What the task requires -
An exact copy of all the data is required, with pictures left out.

Records to process -
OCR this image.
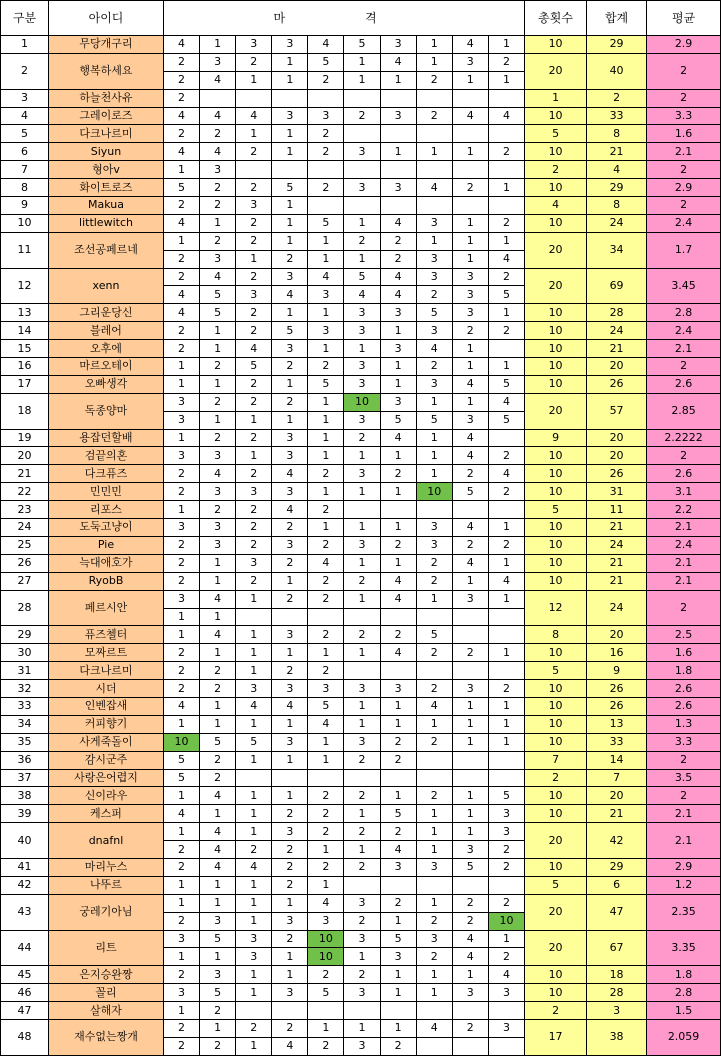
구분	아이디	마 격										총횟수	합계	평균
1	무당개구리	4	1	3	3	4	5	3	1	4	1	10	29	2.9
2	행복하세요	2	3	2	1	5	1	4	1	3	2	20	40	2
		2	4	1	1	2	1	1	2	1	1			
3	하늘천사유	2										1	2	2
4	그레이로즈	4	4	4	3	3	2	3	2	4	4	10	33	3.3
5	다크나르미	2	2	1	1	2						5	8	1.6
6	Siyun	4	4	2	1	2	3	1	1	1	2	10	21	2.1
7	형아v	1	3									2	4	2
8	화이트로즈	5	2	2	5	2	3	3	4	2	1	10	29	2.9
9	Makua	2	2	3	1							4	8	2
10	littlewitch	4	1	2	1	5	1	4	3	1	2	10	24	2.4
11	조선공페르네	1	2	2	1	1	2	2	1	1	1	20	34	1.7
		2	3	1	2	1	1	2	3	1	4			
12	xenn	2	4	2	3	4	5	4	3	3	2	20	69	3.45
		4	5	3	4	3	4	4	2	3	5			
13	그리운당신	4	5	2	1	1	3	3	5	3	1	10	28	2.8
14	블레어	2	1	2	5	3	3	1	3	2	2	10	24	2.4
15	오후에	2	1	4	3	1	1	3	4	1		10	21	2.1
16	마르오테이	1	2	5	2	2	3	1	2	1	1	10	20	2
17	오빠생각	1	1	2	1	5	3	1	3	4	5	10	26	2.6
18	독종양마	3	2	2	2	1	10	3	1	1	4	20	57	2.85
		3	1	1	1	1	3	5	5	3	5			
19	용잡던할배	1	2	2	3	1	2	4	1	4		9	20	2.2222
20	검끝의혼	3	3	1	3	1	1	1	1	4	2	10	20	2
21	다크퓨즈	2	4	2	4	2	3	2	1	2	4	10	26	2.6
22	민민민	2	3	3	3	1	1	1	10	5	2	10	31	3.1
23	리포스	1	2	2	4	2						5	11	2.2
24	도둑고냥이	3	3	2	2	1	1	1	3	4	1	10	21	2.1
25	Pie	2	3	2	3	2	3	2	3	2	2	10	24	2.4
26	늑대애호가	2	1	3	2	4	1	1	2	4	1	10	21	2.1
27	RyobB	2	1	2	1	2	2	4	2	1	4	10	21	2.1
28	페르시안	3	4	1	2	2	1	4	1	3	1	12	24	2
		1	1											
29	퓨즈첼터	1	4	1	3	2	2	2	5			8	20	2.5
30	모짜르트	2	1	1	1	1	1	4	2	2	1	10	16	1.6
31	다크나르미	2	2	1	2	2						5	9	1.8
32	시더	2	2	3	3	3	3	3	2	3	2	10	26	2.6
33	인벤잡새	4	1	4	4	5	1	1	4	1	1	10	26	2.6
34	커피향기	1	1	1	1	4	1	1	1	1	1	10	13	1.3
35	사게죽돌이	10	5	5	3	1	3	2	2	1	1	10	33	3.3
36	감시군주	5	2	1	1	1	2	2				7	14	2
37	사랑은어렵지	5	2									2	7	3.5
38	신이라우	1	4	1	1	2	2	1	2	1	5	10	20	2
39	케스퍼	4	1	1	2	2	1	5	1	1	3	10	21	2.1
40	dnafnl	1	4	1	3	2	2	2	1	1	3	20	42	2.1
		2	4	2	2	1	1	4	1	3	2			
41	마리누스	2	4	4	2	2	2	3	3	5	2	10	29	2.9
42	나뚜르	1	1	1	2	1						5	6	1.2
43	궁레기아님	1	1	1	1	4	3	2	1	2	2	20	47	2.35
		2	3	1	3	3	2	1	2	2	10			
44	리트	3	5	3	2	10	3	5	3	4	1	20	67	3.35
		1	1	3	1	10	1	3	2	4	2			
45	은지승완짱	2	3	1	1	2	2	1	1	1	4	10	18	1.8
46	꼴리	3	5	1	3	5	3	1	1	3	3	10	28	2.8
47	살해자	1	2									2	3	1.5
48	재수없는짱개	2	1	2	2	1	1	1	4	2	3	17	38	2.059
		2	2	1	4	2	3	2						
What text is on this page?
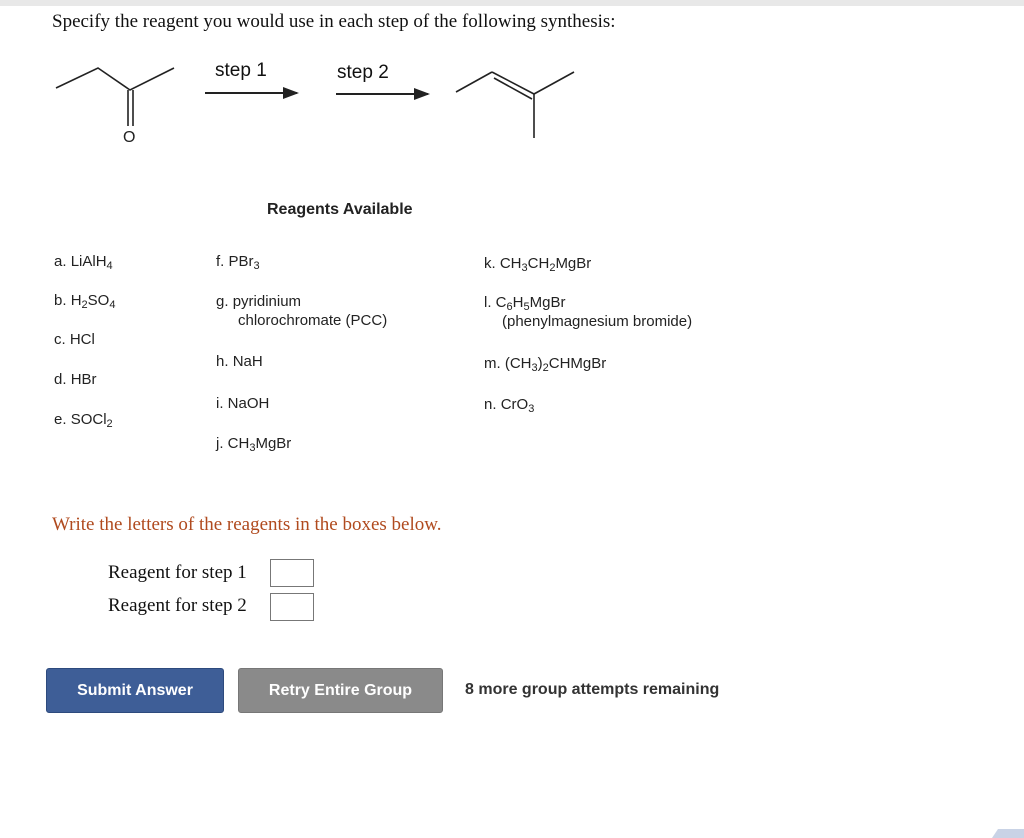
Specify the reagent you would use in each step of the following synthesis:
O
step 1	step 2
Reagents Available
a. LiAlH$_4$
b. $H_2SO_4$
c. HCl
d. HBr
e. SOCl$_2$
f. PBr$_3$
g. pyridinium
chlorochromate (PCC)
h. NaH
i. NaOH
j. $CH_3MgBr$
k. $CH_3CH_2MgBr$
l. $C_6H_5MgBr$
(phenylmagnesium bromide)
m. $(CH_3)_2CHMgBr$
n. CrO$_3$
Write the letters of the reagents in the boxes below.
Reagent for step 1
Reagent for step 2
Submit Answer	Retry Entire Group	8 more group attempts remaining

Response to the task -
OCR this image.
구분	아이디	마 격										총횟수	합계	평균
1	무당개구리	4	1	3	3	4	5	3	1	4	1	10	29	2.9
2	행복하세요	2	3	2	1	5	1	4	1	3	2	20	40	2
		2	4	1	1	2	1	1	2	1	1			
3	하늘천사유	2										1	2	2
4	그레이로즈	4	4	4	3	3	2	3	2	4	4	10	33	3.3
5	다크나르미	2	2	1	1	2						5	8	1.6
6	Siyun	4	4	2	1	2	3	1	1	1	2	10	21	2.1
7	형아v	1	3									2	4	2
8	화이트로즈	5	2	2	5	2	3	3	4	2	1	10	29	2.9
9	Makua	2	2	3	1							4	8	2
10	littlewitch	4	1	2	1	5	1	4	3	1	2	10	24	2.4
11	조선공페르네	1	2	2	1	1	2	2	1	1	1	20	34	1.7
		2	3	1	2	1	1	2	3	1	4			
12	xenn	2	4	2	3	4	5	4	3	3	2	20	69	3.45
		4	5	3	4	3	4	4	2	3	5			
13	그리운당신	4	5	2	1	1	3	3	5	3	1	10	28	2.8
14	블레어	2	1	2	5	3	3	1	3	2	2	10	24	2.4
15	오후에	2	1	4	3	1	1	3	4	1		10	21	2.1
16	마르오테이	1	2	5	2	2	3	1	2	1	1	10	20	2
17	오빠생각	1	1	2	1	5	3	1	3	4	5	10	26	2.6
18	독종양마	3	2	2	2	1	10	3	1	1	4	20	57	2.85
		3	1	1	1	1	3	5	5	3	5			
19	용잡던할배	1	2	2	3	1	2	4	1	4		9	20	2.2222
20	검끝의혼	3	3	1	3	1	1	1	1	4	2	10	20	2
21	다크퓨즈	2	4	2	4	2	3	2	1	2	4	10	26	2.6
22	민민민	2	3	3	3	1	1	1	10	5	2	10	31	3.1
23	리포스	1	2	2	4	2						5	11	2.2
24	도둑고냥이	3	3	2	2	1	1	1	3	4	1	10	21	2.1
25	Pie	2	3	2	3	2	3	2	3	2	2	10	24	2.4
26	늑대애호가	2	1	3	2	4	1	1	2	4	1	10	21	2.1
27	RyobB	2	1	2	1	2	2	4	2	1	4	10	21	2.1
28	페르시안	3	4	1	2	2	1	4	1	3	1	12	24	2
		1	1											
29	퓨즈첼터	1	4	1	3	2	2	2	5			8	20	2.5
30	모짜르트	2	1	1	1	1	1	4	2	2	1	10	16	1.6
31	다크나르미	2	2	1	2	2						5	9	1.8
32	시더	2	2	3	3	3	3	3	2	3	2	10	26	2.6
33	인벤잡새	4	1	4	4	5	1	1	4	1	1	10	26	2.6
34	커피향기	1	1	1	1	4	1	1	1	1	1	10	13	1.3
35	사게죽돌이	10	5	5	3	1	3	2	2	1	1	10	33	3.3
36	감시군주	5	2	1	1	1	2	2				7	14	2
37	사랑은어렵지	5	2									2	7	3.5
38	신이라우	1	4	1	1	2	2	1	2	1	5	10	20	2
39	케스퍼	4	1	1	2	2	1	5	1	1	3	10	21	2.1
40	dnafnl	1	4	1	3	2	2	2	1	1	3	20	42	2.1
		2	4	2	2	1	1	4	1	3	2			
41	마리누스	2	4	4	2	2	2	3	3	5	2	10	29	2.9
42	나뚜르	1	1	1	2	1						5	6	1.2
43	궁레기아님	1	1	1	1	4	3	2	1	2	2	20	47	2.35
		2	3	1	3	3	2	1	2	2	10			
44	리트	3	5	3	2	10	3	5	3	4	1	20	67	3.35
		1	1	3	1	10	1	3	2	4	2			
45	은지승완짱	2	3	1	1	2	2	1	1	1	4	10	18	1.8
46	꼴리	3	5	1	3	5	3	1	1	3	3	10	28	2.8
47	살해자	1	2									2	3	1.5
48	재수없는짱개	2	1	2	2	1	1	1	4	2	3	17	38	2.059
		2	2	1	4	2	3	2						
What text is on this page?
Specify the reagent you would use in each step of the following synthesis:
O
step 1	step 2
Reagents Available
a. LiAlH$_4$
b. $H_2SO_4$
c. HCl
d. HBr
e. SOCl$_2$
f. PBr$_3$
g. pyridinium
chlorochromate (PCC)
h. NaH
i. NaOH
j. $CH_3MgBr$
k. $CH_3CH_2MgBr$
l. $C_6H_5MgBr$
(phenylmagnesium bromide)
m. $(CH_3)_2CHMgBr$
n. CrO$_3$
Write the letters of the reagents in the boxes below.
Reagent for step 1
Reagent for step 2
Submit Answer	Retry Entire Group	8 more group attempts remaining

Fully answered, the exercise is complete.